++++ INFORMATION PROVIDED ++++

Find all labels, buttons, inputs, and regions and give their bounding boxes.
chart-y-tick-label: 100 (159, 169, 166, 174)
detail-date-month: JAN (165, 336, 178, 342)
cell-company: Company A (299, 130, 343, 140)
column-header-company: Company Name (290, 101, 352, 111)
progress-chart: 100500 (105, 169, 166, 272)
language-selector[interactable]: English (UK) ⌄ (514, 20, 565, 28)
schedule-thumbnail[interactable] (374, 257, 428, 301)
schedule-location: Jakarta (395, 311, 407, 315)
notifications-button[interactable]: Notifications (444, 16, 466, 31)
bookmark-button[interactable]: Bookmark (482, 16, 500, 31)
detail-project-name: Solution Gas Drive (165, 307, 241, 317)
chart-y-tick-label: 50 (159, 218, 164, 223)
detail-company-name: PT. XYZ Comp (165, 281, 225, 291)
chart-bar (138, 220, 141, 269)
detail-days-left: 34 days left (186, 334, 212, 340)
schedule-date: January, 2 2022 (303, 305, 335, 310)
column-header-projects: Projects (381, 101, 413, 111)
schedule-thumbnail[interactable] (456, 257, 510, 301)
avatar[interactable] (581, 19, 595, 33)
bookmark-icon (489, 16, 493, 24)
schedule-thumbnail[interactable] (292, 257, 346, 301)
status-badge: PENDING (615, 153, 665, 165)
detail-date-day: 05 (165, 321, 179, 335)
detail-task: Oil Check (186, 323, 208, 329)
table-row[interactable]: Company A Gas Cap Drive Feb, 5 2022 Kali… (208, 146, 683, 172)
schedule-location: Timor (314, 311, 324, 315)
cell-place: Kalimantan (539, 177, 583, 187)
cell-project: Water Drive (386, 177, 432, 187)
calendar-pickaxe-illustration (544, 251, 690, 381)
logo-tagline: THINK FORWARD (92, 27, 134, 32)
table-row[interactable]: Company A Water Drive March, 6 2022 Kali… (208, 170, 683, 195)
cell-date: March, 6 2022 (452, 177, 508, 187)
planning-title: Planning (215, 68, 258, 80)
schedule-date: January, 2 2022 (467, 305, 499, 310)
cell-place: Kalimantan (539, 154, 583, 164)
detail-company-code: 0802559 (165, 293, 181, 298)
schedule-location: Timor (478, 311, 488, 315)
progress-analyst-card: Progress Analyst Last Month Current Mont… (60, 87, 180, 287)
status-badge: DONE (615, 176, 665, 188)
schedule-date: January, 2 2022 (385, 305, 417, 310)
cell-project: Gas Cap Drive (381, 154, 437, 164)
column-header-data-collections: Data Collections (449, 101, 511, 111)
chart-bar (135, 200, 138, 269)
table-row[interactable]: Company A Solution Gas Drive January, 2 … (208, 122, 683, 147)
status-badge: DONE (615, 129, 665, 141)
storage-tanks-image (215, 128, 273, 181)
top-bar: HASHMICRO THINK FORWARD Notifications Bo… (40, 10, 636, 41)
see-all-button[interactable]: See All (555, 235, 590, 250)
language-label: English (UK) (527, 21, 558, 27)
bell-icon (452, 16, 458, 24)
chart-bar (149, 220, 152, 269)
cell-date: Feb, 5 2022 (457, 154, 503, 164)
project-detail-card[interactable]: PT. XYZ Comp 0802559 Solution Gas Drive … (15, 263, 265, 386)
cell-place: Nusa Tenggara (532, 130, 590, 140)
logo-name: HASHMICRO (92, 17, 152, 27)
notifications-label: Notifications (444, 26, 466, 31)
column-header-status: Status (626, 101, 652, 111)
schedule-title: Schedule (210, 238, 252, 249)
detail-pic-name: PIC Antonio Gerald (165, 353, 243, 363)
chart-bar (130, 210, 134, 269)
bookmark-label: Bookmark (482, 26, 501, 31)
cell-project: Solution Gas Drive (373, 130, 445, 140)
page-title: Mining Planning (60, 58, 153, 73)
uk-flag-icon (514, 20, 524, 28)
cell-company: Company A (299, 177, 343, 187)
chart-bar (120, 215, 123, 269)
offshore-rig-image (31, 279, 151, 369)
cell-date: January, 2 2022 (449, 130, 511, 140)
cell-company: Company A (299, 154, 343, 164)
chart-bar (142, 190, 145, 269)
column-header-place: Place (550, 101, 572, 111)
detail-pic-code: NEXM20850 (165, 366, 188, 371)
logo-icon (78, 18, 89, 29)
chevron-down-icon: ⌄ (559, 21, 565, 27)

++++

INSTRUCTIONS FOR THE TASK: Update the records from the start through the line containing "cell-date: March, 6 2022 (452, 177, 508, 187)", replacing "Oil Check" with "Fuel Check" and leaving everything else as it is.

EXERCISE RESULT:
Find all labels, buttons, inputs, and regions and give their bounding boxes.
chart-y-tick-label: 100 (159, 169, 166, 174)
detail-date-month: JAN (165, 336, 178, 342)
cell-company: Company A (299, 130, 343, 140)
column-header-company: Company Name (290, 101, 352, 111)
progress-chart: 100500 (105, 169, 166, 272)
language-selector[interactable]: English (UK) ⌄ (514, 20, 565, 28)
schedule-thumbnail[interactable] (374, 257, 428, 301)
schedule-location: Jakarta (395, 311, 407, 315)
notifications-button[interactable]: Notifications (444, 16, 466, 31)
bookmark-button[interactable]: Bookmark (482, 16, 500, 31)
detail-project-name: Solution Gas Drive (165, 307, 241, 317)
chart-y-tick-label: 50 (159, 218, 164, 223)
detail-company-name: PT. XYZ Comp (165, 281, 225, 291)
chart-bar (138, 220, 141, 269)
detail-days-left: 34 days left (186, 334, 212, 340)
schedule-date: January, 2 2022 (303, 305, 335, 310)
column-header-projects: Projects (381, 101, 413, 111)
schedule-thumbnail[interactable] (456, 257, 510, 301)
avatar[interactable] (581, 19, 595, 33)
bookmark-icon (489, 16, 493, 24)
schedule-thumbnail[interactable] (292, 257, 346, 301)
status-badge: PENDING (615, 153, 665, 165)
detail-date-day: 05 (165, 321, 179, 335)
detail-task: Fuel Check (186, 323, 208, 329)
table-row[interactable]: Company A Gas Cap Drive Feb, 5 2022 Kali… (208, 146, 683, 172)
schedule-location: Timor (314, 311, 324, 315)
cell-place: Kalimantan (539, 177, 583, 187)
cell-project: Water Drive (386, 177, 432, 187)
calendar-pickaxe-illustration (544, 251, 690, 381)
logo-tagline: THINK FORWARD (92, 27, 134, 32)
table-row[interactable]: Company A Water Drive March, 6 2022 Kali… (208, 170, 683, 195)
cell-date: March, 6 2022 (452, 177, 508, 187)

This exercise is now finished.